# Task details:
Copy everything from the first line of the data down through the line containing "equation-5: α(u, v)", keeping each line identical.

--- START OF Dataset ---

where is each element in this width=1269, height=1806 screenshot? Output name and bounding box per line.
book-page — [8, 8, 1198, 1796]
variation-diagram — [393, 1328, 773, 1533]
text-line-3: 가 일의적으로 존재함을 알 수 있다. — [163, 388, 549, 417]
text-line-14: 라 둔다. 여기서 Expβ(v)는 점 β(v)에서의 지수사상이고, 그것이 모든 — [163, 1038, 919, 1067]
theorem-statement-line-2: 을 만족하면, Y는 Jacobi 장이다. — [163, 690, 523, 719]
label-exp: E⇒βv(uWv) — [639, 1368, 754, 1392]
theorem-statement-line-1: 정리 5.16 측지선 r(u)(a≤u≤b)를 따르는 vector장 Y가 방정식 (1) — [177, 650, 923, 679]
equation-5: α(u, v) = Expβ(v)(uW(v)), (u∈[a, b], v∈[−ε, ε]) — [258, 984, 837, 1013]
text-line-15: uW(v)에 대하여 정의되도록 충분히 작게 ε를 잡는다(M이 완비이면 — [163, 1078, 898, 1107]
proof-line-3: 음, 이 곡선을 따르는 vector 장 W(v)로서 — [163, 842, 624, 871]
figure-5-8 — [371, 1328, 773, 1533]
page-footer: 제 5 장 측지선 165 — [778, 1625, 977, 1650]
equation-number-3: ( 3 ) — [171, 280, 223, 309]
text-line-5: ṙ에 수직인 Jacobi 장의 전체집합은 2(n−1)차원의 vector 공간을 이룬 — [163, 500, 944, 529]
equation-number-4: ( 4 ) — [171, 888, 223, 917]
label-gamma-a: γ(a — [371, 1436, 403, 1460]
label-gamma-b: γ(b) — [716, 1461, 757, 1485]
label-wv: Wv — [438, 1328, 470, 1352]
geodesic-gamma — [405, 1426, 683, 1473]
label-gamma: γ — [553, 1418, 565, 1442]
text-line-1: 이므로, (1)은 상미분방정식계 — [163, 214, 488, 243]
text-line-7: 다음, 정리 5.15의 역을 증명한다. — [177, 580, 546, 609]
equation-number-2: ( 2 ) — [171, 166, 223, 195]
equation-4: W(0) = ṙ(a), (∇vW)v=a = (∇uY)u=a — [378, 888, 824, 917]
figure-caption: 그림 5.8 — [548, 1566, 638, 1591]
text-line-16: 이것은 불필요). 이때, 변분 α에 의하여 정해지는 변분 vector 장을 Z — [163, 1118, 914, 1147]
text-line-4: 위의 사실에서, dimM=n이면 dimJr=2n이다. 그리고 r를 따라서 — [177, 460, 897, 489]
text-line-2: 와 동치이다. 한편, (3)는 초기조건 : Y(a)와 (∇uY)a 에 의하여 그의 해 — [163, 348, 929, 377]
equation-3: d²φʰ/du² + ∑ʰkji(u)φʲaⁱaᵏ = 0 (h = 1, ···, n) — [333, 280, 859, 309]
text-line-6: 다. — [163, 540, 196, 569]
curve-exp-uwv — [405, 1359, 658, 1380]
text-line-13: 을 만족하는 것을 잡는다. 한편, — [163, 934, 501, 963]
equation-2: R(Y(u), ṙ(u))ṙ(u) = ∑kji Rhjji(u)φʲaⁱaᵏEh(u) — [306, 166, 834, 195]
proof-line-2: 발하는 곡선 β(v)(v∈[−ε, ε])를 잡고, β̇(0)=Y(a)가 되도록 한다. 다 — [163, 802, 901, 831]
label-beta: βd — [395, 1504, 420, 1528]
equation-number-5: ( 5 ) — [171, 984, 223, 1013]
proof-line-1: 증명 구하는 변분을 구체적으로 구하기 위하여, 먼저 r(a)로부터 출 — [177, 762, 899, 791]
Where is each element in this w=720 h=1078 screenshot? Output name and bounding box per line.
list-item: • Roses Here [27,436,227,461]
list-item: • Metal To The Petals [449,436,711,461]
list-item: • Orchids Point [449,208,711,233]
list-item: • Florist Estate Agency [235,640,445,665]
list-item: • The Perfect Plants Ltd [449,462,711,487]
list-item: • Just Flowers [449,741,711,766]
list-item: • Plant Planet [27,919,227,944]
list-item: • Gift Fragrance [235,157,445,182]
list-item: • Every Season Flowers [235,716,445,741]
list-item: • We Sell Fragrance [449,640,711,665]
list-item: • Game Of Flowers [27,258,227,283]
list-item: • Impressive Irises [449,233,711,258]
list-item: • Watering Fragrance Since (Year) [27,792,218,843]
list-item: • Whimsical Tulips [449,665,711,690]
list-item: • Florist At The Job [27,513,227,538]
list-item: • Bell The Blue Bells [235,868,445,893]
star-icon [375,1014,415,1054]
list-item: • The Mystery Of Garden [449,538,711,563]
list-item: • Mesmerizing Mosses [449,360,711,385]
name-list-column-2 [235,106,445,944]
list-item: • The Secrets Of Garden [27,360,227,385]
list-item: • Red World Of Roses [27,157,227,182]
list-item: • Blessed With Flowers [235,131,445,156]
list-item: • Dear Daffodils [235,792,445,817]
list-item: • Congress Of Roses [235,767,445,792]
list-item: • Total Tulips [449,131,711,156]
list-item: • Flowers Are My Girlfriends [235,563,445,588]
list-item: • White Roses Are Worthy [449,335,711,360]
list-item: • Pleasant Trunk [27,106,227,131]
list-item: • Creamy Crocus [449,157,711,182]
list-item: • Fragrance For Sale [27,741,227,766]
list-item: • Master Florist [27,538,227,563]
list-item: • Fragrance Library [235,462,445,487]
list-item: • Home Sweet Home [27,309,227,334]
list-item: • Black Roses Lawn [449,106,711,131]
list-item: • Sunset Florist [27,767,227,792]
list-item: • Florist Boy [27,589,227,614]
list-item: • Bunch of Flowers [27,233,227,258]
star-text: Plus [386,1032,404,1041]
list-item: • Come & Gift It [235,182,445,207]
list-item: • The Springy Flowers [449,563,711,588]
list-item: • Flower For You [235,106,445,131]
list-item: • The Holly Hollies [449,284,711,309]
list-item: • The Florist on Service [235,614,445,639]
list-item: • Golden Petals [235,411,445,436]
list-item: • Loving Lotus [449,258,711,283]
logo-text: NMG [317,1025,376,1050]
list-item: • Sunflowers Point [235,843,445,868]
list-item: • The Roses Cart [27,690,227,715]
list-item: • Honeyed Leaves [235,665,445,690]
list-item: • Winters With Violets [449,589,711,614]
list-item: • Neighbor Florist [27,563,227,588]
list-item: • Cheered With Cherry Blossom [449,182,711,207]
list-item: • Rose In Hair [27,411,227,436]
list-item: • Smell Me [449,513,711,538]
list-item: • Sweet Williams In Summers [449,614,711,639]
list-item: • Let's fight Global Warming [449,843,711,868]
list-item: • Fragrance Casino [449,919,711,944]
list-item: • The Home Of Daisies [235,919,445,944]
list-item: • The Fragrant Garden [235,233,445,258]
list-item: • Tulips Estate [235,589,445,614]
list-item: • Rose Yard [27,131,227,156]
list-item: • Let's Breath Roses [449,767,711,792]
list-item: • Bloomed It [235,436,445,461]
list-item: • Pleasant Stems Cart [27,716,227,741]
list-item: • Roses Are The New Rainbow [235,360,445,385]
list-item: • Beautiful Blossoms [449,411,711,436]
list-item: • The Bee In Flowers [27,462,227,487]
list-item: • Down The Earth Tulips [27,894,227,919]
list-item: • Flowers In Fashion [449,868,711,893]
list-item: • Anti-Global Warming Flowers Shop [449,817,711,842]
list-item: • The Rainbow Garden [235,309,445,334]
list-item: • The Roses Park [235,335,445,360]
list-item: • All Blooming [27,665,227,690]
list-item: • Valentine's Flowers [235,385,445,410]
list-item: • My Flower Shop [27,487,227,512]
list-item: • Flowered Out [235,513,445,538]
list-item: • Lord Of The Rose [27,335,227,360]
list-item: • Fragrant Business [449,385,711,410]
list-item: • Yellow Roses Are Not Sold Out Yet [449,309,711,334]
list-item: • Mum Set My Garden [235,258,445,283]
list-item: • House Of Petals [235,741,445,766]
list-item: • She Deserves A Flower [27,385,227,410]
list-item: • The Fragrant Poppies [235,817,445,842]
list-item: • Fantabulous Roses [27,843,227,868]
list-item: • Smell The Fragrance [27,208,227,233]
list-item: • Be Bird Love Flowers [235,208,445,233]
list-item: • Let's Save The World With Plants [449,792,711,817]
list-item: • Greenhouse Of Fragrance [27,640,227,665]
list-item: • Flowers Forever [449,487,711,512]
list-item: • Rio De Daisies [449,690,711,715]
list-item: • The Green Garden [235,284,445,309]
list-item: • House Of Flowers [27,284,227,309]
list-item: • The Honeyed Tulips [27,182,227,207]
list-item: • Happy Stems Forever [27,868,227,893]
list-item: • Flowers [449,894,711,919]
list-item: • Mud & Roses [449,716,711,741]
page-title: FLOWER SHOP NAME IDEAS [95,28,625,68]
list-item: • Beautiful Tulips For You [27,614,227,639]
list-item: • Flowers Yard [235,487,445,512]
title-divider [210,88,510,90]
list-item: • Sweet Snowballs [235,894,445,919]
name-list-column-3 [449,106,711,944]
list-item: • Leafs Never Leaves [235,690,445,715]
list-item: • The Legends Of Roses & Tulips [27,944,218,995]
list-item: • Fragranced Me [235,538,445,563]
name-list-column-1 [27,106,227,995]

--- END OF Dataset ---

# Expected answer:
where is each element in this width=1269, height=1806 screenshot? Output name and bounding box per line.
book-page — [8, 8, 1198, 1796]
variation-diagram — [393, 1328, 773, 1533]
text-line-3: 가 일의적으로 존재함을 알 수 있다. — [163, 388, 549, 417]
text-line-14: 라 둔다. 여기서 Expβ(v)는 점 β(v)에서의 지수사상이고, 그것이 모든 — [163, 1038, 919, 1067]
theorem-statement-line-2: 을 만족하면, Y는 Jacobi 장이다. — [163, 690, 523, 719]
label-exp: E⇒βv(uWv) — [639, 1368, 754, 1392]
theorem-statement-line-1: 정리 5.16 측지선 r(u)(a≤u≤b)를 따르는 vector장 Y가 방정식 (1) — [177, 650, 923, 679]
equation-5: α(u, v) = Expβ(v)(uW(v)), (u∈[a, b], v∈[−ε, ε]) — [258, 984, 837, 1013]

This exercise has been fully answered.